** Begin Given data **

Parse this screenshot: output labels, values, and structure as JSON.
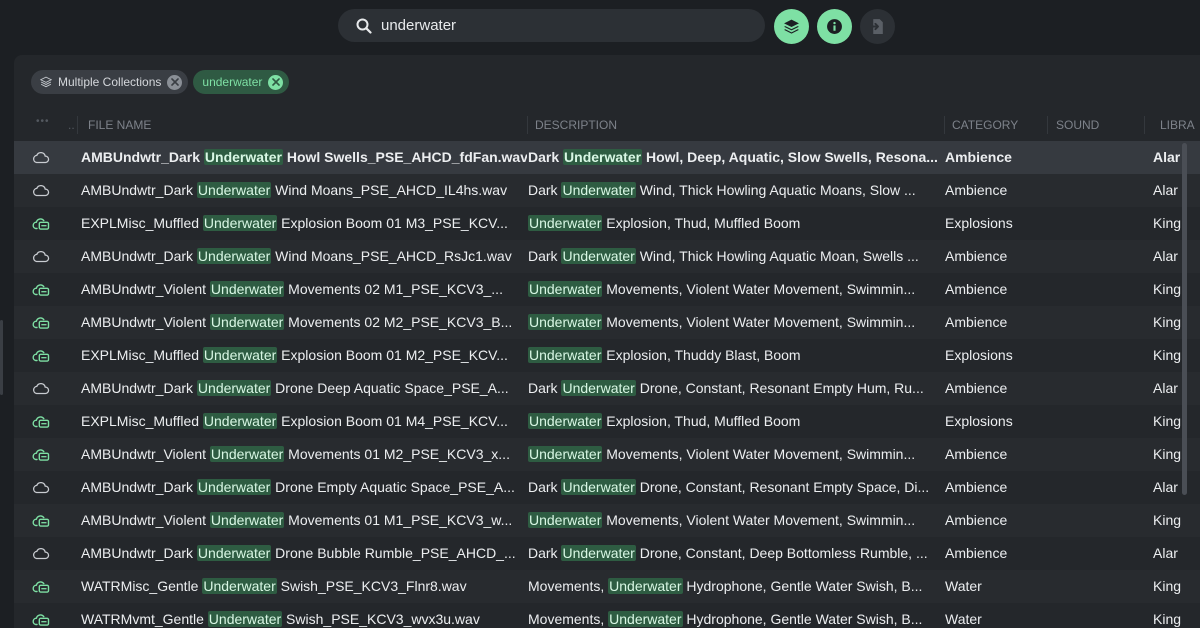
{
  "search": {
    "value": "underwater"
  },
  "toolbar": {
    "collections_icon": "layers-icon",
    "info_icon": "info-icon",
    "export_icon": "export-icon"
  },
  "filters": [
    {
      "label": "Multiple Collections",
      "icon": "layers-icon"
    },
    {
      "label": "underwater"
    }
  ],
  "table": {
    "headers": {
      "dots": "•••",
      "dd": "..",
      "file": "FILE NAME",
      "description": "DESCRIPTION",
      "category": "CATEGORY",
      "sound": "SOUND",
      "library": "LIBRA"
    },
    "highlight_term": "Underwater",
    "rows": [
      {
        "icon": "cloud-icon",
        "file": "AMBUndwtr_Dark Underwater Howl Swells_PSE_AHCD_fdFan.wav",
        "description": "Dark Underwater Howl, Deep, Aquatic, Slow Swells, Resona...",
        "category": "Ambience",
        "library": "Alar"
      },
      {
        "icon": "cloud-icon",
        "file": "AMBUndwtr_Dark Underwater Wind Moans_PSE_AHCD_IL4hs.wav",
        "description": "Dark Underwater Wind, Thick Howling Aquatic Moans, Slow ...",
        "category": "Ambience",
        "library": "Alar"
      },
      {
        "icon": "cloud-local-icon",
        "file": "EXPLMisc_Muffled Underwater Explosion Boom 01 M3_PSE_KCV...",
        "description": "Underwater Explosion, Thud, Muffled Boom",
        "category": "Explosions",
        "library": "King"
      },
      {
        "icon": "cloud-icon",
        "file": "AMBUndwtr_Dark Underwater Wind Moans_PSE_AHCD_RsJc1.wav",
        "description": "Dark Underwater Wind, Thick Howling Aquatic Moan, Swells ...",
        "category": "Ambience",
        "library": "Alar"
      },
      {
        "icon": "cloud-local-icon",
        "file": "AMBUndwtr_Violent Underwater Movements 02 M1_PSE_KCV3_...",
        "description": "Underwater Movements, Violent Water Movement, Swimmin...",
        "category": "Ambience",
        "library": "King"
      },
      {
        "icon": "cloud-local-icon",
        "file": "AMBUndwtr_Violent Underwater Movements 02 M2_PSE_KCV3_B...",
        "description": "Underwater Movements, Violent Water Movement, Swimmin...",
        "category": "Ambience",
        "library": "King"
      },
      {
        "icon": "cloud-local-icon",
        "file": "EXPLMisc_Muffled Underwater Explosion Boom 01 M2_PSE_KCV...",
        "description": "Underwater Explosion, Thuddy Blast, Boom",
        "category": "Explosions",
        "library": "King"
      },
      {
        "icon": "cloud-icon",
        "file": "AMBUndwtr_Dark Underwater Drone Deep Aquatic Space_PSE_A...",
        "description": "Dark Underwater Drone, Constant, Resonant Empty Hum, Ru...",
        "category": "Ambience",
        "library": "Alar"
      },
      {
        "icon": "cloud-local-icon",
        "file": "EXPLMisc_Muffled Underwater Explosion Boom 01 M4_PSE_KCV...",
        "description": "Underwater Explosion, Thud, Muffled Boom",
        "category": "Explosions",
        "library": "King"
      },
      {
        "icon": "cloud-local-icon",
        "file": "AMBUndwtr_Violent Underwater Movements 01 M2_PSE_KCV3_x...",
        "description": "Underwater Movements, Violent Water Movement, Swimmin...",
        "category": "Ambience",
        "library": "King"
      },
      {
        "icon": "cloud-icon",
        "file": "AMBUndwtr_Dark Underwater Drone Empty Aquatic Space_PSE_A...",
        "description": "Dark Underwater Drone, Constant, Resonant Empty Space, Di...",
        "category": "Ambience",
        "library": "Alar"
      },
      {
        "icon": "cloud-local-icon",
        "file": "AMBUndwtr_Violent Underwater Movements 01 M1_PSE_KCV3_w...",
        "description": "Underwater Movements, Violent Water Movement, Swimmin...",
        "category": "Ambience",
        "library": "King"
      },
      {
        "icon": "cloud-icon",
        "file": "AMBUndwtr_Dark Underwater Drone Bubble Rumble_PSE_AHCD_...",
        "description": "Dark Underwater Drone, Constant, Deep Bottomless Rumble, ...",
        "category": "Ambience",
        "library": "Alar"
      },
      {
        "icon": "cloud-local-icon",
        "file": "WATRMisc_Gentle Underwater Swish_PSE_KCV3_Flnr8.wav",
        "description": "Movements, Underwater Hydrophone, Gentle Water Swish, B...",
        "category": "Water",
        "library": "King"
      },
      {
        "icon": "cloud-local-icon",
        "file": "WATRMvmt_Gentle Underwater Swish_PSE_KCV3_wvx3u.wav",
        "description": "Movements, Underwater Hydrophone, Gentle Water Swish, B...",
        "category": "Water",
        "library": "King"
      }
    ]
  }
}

** End Given data **
** Begin Given data **

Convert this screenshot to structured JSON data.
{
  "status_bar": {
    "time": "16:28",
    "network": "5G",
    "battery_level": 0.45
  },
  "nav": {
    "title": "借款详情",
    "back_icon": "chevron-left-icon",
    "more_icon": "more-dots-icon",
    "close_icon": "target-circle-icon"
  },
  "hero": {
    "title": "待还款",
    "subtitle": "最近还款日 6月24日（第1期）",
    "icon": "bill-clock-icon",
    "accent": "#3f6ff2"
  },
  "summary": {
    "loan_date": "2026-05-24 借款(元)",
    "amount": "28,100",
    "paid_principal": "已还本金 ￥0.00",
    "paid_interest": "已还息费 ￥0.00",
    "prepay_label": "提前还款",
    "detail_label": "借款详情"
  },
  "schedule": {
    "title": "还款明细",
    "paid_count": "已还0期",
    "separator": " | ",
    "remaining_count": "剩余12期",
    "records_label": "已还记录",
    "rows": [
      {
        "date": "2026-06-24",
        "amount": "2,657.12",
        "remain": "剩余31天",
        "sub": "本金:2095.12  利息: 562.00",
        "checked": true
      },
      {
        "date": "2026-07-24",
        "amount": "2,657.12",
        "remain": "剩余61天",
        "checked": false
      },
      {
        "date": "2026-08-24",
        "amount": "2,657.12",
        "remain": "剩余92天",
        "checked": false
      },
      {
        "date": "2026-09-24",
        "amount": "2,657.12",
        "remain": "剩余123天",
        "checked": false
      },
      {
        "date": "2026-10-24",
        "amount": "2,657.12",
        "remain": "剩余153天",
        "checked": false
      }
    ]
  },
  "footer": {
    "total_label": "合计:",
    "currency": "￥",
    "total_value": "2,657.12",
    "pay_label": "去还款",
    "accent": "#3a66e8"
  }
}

** End Given data **
** Begin Given data **

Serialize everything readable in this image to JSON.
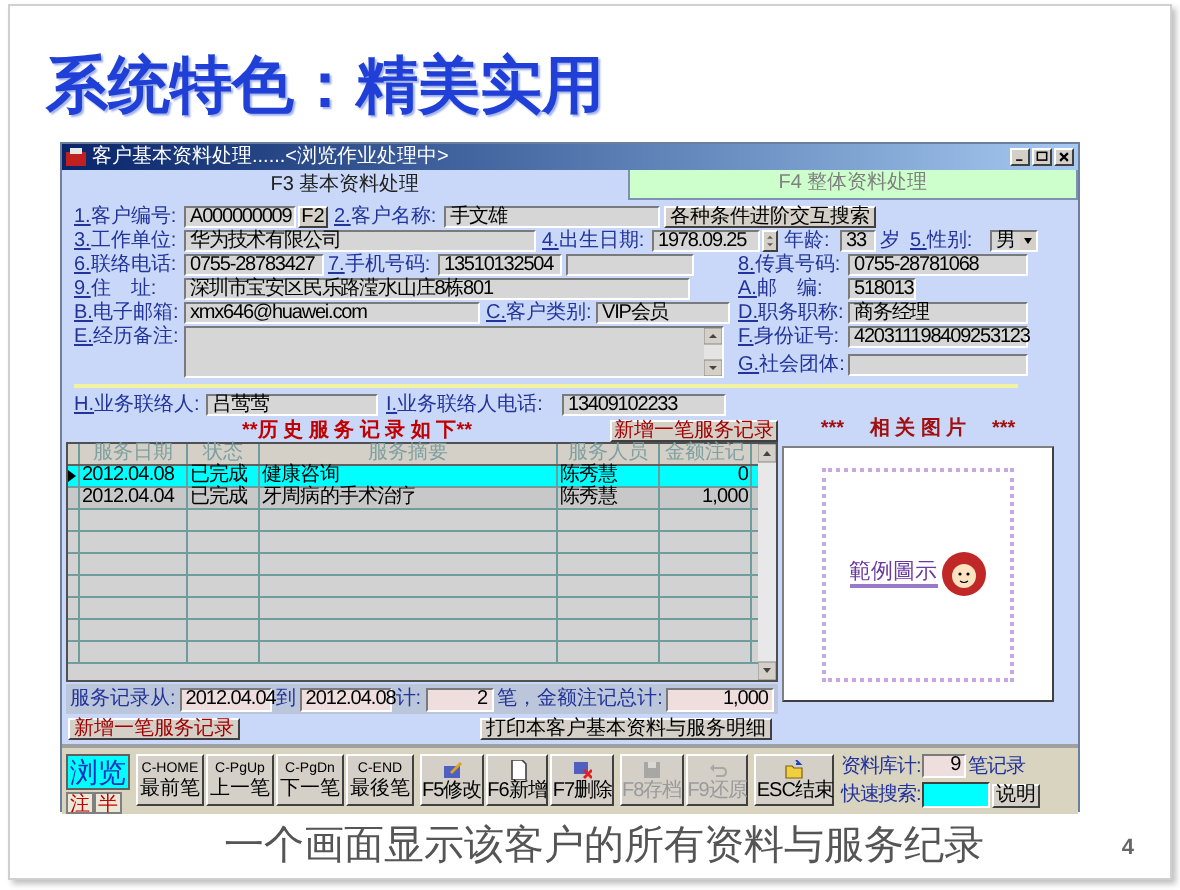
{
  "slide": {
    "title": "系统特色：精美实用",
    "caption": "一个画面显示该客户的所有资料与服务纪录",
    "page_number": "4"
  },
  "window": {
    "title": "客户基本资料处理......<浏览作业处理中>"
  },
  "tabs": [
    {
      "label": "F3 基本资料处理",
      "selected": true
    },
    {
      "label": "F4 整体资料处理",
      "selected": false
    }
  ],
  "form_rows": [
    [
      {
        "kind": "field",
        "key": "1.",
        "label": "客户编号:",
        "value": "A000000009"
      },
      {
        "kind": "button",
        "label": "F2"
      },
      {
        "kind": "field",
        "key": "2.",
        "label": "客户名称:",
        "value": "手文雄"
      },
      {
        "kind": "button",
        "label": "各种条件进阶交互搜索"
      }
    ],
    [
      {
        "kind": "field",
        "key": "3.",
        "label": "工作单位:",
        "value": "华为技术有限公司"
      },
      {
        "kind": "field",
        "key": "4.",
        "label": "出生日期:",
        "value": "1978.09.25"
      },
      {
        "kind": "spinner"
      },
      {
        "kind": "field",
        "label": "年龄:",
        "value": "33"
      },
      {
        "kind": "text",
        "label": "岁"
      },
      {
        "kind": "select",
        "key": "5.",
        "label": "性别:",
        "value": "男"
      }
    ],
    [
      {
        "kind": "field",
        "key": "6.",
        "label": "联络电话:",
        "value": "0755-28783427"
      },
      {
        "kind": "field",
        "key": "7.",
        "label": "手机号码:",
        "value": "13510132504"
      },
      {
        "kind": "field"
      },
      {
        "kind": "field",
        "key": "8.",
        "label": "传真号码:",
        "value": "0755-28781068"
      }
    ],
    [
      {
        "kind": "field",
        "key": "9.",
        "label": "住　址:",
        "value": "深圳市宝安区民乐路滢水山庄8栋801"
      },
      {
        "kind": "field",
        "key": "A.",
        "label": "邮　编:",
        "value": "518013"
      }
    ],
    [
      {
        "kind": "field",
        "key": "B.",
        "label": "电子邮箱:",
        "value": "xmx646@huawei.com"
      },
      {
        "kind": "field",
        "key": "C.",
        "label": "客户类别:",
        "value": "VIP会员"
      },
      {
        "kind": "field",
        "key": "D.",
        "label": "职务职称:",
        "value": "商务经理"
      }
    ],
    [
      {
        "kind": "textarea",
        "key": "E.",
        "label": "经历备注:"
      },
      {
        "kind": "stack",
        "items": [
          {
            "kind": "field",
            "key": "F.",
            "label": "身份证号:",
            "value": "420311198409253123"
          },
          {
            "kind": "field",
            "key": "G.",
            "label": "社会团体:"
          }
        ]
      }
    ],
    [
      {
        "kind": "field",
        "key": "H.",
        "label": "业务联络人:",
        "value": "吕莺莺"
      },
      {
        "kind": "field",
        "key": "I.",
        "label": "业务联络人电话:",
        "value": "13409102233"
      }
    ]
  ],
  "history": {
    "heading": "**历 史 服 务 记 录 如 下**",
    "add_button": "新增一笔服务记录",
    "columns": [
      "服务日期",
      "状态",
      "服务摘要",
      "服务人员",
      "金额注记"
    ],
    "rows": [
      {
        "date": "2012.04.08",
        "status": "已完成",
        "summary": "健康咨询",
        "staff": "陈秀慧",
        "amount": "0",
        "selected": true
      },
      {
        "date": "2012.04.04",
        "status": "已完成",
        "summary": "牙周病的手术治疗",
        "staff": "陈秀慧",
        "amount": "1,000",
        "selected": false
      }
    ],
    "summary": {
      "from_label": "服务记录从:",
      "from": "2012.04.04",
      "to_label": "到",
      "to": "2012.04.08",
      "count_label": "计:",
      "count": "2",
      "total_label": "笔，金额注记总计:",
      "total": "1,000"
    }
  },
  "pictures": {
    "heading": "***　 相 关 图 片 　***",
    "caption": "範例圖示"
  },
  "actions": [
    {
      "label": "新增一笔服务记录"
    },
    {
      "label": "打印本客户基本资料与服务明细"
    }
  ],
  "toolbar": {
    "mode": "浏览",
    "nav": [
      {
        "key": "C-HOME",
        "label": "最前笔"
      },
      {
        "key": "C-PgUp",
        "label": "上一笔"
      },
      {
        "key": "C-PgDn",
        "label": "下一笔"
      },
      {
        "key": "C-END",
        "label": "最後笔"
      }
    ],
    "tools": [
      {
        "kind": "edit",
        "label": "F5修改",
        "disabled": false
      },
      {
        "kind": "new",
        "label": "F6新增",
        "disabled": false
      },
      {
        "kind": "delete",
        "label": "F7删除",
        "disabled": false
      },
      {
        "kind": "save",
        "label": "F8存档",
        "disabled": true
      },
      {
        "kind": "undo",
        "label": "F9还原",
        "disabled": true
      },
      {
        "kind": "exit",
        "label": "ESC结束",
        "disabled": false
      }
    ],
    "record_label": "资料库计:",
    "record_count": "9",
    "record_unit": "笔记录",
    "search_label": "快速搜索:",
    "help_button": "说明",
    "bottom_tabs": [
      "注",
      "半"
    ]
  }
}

** End Given data **

• **Problem requirements**: Of the lines in this data, how many contain "summary"? Reply with only the number.

• **Exercise result**: 4